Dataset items
┄┄┄┄┄┄┄┄┄┄

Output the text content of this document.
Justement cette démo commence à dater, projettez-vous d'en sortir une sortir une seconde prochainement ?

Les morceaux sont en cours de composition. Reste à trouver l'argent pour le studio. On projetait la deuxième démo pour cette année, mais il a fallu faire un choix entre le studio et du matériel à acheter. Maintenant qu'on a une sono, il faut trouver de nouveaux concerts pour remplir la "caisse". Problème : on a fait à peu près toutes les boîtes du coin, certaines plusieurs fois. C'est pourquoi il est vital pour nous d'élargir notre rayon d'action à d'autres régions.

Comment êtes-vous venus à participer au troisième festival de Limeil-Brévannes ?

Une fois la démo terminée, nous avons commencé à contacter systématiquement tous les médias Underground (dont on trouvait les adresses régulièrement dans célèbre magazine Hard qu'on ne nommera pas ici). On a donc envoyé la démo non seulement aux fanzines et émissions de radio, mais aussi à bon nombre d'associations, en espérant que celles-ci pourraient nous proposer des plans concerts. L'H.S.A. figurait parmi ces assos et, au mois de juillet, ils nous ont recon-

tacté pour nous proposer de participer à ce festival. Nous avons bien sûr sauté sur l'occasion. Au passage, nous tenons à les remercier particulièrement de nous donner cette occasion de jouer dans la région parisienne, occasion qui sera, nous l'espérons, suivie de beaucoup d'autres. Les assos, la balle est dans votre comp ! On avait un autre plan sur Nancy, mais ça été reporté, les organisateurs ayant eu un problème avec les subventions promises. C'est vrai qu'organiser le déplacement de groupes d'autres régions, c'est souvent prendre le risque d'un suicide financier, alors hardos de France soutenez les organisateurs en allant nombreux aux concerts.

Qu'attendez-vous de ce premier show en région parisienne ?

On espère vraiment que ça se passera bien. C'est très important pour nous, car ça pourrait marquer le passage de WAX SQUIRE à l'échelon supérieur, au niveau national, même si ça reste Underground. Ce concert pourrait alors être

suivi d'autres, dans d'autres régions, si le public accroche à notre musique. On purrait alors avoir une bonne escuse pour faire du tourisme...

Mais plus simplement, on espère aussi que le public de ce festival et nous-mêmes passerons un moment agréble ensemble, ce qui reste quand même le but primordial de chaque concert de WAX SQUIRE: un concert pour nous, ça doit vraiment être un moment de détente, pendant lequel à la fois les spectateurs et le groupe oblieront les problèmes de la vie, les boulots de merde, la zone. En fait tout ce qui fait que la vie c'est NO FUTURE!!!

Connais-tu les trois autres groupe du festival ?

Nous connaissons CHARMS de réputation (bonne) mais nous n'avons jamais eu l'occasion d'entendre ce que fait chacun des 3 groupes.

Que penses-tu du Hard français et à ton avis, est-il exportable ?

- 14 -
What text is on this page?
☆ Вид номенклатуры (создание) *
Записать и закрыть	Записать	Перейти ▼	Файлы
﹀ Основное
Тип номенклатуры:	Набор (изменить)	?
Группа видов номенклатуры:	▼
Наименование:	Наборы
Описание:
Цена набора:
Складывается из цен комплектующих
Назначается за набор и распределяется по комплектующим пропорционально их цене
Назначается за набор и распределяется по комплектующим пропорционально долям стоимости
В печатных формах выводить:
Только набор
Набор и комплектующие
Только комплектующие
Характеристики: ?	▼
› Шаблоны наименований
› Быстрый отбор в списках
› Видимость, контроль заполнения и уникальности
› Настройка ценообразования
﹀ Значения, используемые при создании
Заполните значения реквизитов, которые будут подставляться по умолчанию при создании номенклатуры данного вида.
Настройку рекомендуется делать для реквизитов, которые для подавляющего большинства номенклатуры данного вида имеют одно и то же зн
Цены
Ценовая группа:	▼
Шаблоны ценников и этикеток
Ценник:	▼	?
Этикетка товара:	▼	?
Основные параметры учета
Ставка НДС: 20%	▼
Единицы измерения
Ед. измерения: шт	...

┄┄┄┄┄┄┄┄┄┄

■ Short exercise ■
Reproduce the records above exactly as they appear.

■ Exercise response ■
Output the text content of this document.
Justement cette démo commence à dater, projettez-vous d'en sortir une sortir une seconde prochainement ?

Les morceaux sont en cours de composition. Reste à trouver l'argent pour le studio. On projetait la deuxième démo pour cette année, mais il a fallu faire un choix entre le studio et du matériel à acheter. Maintenant qu'on a une sono, il faut trouver de nouveaux concerts pour remplir la "caisse". Problème : on a fait à peu près toutes les boîtes du coin, certaines plusieurs fois. C'est pourquoi il est vital pour nous d'élargir notre rayon d'action à d'autres régions.

Comment êtes-vous venus à participer au troisième festival de Limeil-Brévannes ?

Une fois la démo terminée, nous avons commencé à contacter systématiquement tous les médias Underground (dont on trouvait les adresses régulièrement dans célèbre magazine Hard qu'on ne nommera pas ici). On a donc envoyé la démo non seulement aux fanzines et émissions de radio, mais aussi à bon nombre d'associations, en espérant que celles-ci pourraient nous proposer des plans concerts. L'H.S.A. figurait parmi ces assos et, au mois de juillet, ils nous ont recon-

tacté pour nous proposer de participer à ce festival. Nous avons bien sûr sauté sur l'occasion. Au passage, nous tenons à les remercier particulièrement de nous donner cette occasion de jouer dans la région parisienne, occasion qui sera, nous l'espérons, suivie de beaucoup d'autres. Les assos, la balle est dans votre comp ! On avait un autre plan sur Nancy, mais ça été reporté, les organisateurs ayant eu un problème avec les subventions promises. C'est vrai qu'organiser le déplacement de groupes d'autres régions, c'est souvent prendre le risque d'un suicide financier, alors hardos de France soutenez les organisateurs en allant nombreux aux concerts.

Qu'attendez-vous de ce premier show en région parisienne ?

On espère vraiment que ça se passera bien. C'est très important pour nous, car ça pourrait marquer le passage de WAX SQUIRE à l'échelon supérieur, au niveau national, même si ça reste Underground. Ce concert pourrait alors être

suivi d'autres, dans d'autres régions, si le public accroche à notre musique. On purrait alors avoir une bonne escuse pour faire du tourisme...

Mais plus simplement, on espère aussi que le public de ce festival et nous-mêmes passerons un moment agréble ensemble, ce qui reste quand même le but primordial de chaque concert de WAX SQUIRE: un concert pour nous, ça doit vraiment être un moment de détente, pendant lequel à la fois les spectateurs et le groupe oblieront les problèmes de la vie, les boulots de merde, la zone. En fait tout ce qui fait que la vie c'est NO FUTURE!!!

Connais-tu les trois autres groupe du festival ?

Nous connaissons CHARMS de réputation (bonne) mais nous n'avons jamais eu l'occasion d'entendre ce que fait chacun des 3 groupes.

Que penses-tu du Hard français et à ton avis, est-il exportable ?

- 14 -
What text is on this page?
☆ Вид номенклатуры (создание) *
Записать и закрыть	Записать	Перейти ▼	Файлы
﹀ Основное
Тип номенклатуры:	Набор (изменить)	?
Группа видов номенклатуры:	▼
Наименование:	Наборы
Описание:
Цена набора:
Складывается из цен комплектующих
Назначается за набор и распределяется по комплектующим пропорционально их цене
Назначается за набор и распределяется по комплектующим пропорционально долям стоимости
В печатных формах выводить:
Только набор
Набор и комплектующие
Только комплектующие
Характеристики: ?	▼
› Шаблоны наименований
› Быстрый отбор в списках
› Видимость, контроль заполнения и уникальности
› Настройка ценообразования
﹀ Значения, используемые при создании
Заполните значения реквизитов, которые будут подставляться по умолчанию при создании номенклатуры данного вида.
Настройку рекомендуется делать для реквизитов, которые для подавляющего большинства номенклатуры данного вида имеют одно и то же зн
Цены
Ценовая группа:	▼
Шаблоны ценников и этикеток
Ценник:	▼	?
Этикетка товара:	▼	?
Основные параметры учета
Ставка НДС: 20%	▼
Единицы измерения
Ед. измерения: шт	...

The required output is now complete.